• TASK OBJECTIVE: Copy each record exactly as it reads, leaving out any pictures it holds.

-- start of DATA SECTION --

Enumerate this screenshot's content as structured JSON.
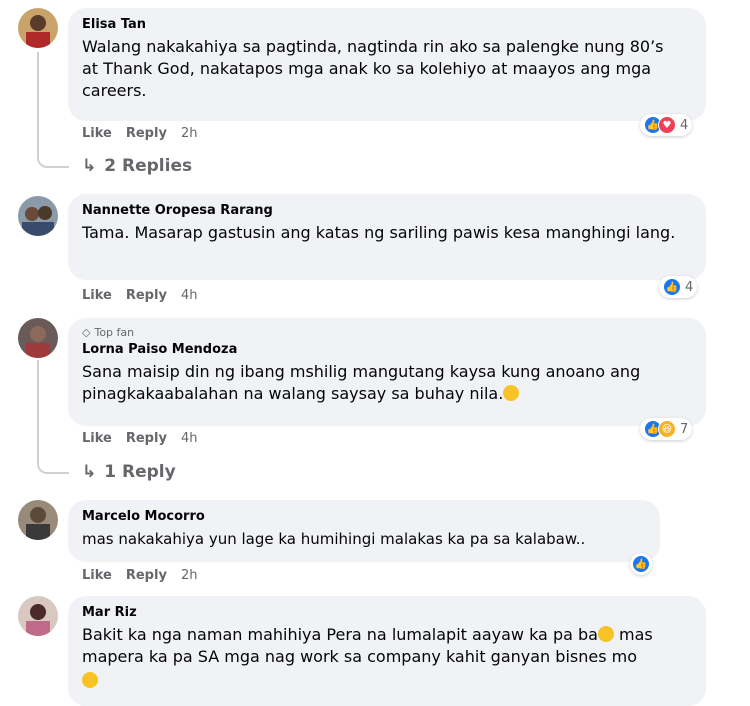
{
  "comments": [
    {
      "name": "Elisa Tan",
      "top_fan": "",
      "text": "Walang nakakahiya sa pagtinda, nagtinda rin ako sa palengke nung 80’s at Thank God, nakatapos mga anak ko sa kolehiyo at maayos ang mga careers.",
      "like": "Like",
      "reply": "Reply",
      "time": "2h",
      "reaction_count": "4",
      "reactions": [
        "like-icon",
        "love-icon"
      ],
      "replies_label": "2 Replies"
    },
    {
      "name": "Nannette Oropesa Rarang",
      "top_fan": "",
      "text": "Tama. Masarap gastusin ang katas ng sariling pawis kesa manghingi lang.",
      "like": "Like",
      "reply": "Reply",
      "time": "4h",
      "reaction_count": "4",
      "reactions": [
        "like-icon"
      ]
    },
    {
      "name": "Lorna Paiso Mendoza",
      "top_fan": "Top fan",
      "text": "Sana maisip din ng ibang mshilig mangutang kaysa kung anoano ang pinagkakaabalahan na walang saysay sa buhay nila.",
      "like": "Like",
      "reply": "Reply",
      "time": "4h",
      "reaction_count": "7",
      "reactions": [
        "like-icon",
        "haha-icon"
      ],
      "replies_label": "1 Reply"
    },
    {
      "name": "Marcelo Mocorro",
      "top_fan": "",
      "text": "mas nakakahiya yun lage ka humihingi malakas ka pa sa kalabaw..",
      "like": "Like",
      "reply": "Reply",
      "time": "2h",
      "reaction_count": "",
      "reactions": [
        "like-icon"
      ]
    },
    {
      "name": "Mar Riz",
      "top_fan": "",
      "text": "Bakit ka nga naman mahihiya Pera na lumalapit aayaw ka pa ba",
      "text2": " mas mapera ka pa SA mga nag work sa company kahit ganyan bisnes mo"
    }
  ]
}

-- end of DATA SECTION --

• COMPLETE RESPONSE:
Enumerate this screenshot's content as structured JSON.
{
  "comments": [
    {
      "name": "Elisa Tan",
      "top_fan": "",
      "text": "Walang nakakahiya sa pagtinda, nagtinda rin ako sa palengke nung 80’s at Thank God, nakatapos mga anak ko sa kolehiyo at maayos ang mga careers.",
      "like": "Like",
      "reply": "Reply",
      "time": "2h",
      "reaction_count": "4",
      "reactions": [
        "like-icon",
        "love-icon"
      ],
      "replies_label": "2 Replies"
    },
    {
      "name": "Nannette Oropesa Rarang",
      "top_fan": "",
      "text": "Tama. Masarap gastusin ang katas ng sariling pawis kesa manghingi lang.",
      "like": "Like",
      "reply": "Reply",
      "time": "4h",
      "reaction_count": "4",
      "reactions": [
        "like-icon"
      ]
    },
    {
      "name": "Lorna Paiso Mendoza",
      "top_fan": "Top fan",
      "text": "Sana maisip din ng ibang mshilig mangutang kaysa kung anoano ang pinagkakaabalahan na walang saysay sa buhay nila.",
      "like": "Like",
      "reply": "Reply",
      "time": "4h",
      "reaction_count": "7",
      "reactions": [
        "like-icon",
        "haha-icon"
      ],
      "replies_label": "1 Reply"
    },
    {
      "name": "Marcelo Mocorro",
      "top_fan": "",
      "text": "mas nakakahiya yun lage ka humihingi malakas ka pa sa kalabaw..",
      "like": "Like",
      "reply": "Reply",
      "time": "2h",
      "reaction_count": "",
      "reactions": [
        "like-icon"
      ]
    },
    {
      "name": "Mar Riz",
      "top_fan": "",
      "text": "Bakit ka nga naman mahihiya Pera na lumalapit aayaw ka pa ba",
      "text2": " mas mapera ka pa SA mga nag work sa company kahit ganyan bisnes mo"
    }
  ]
}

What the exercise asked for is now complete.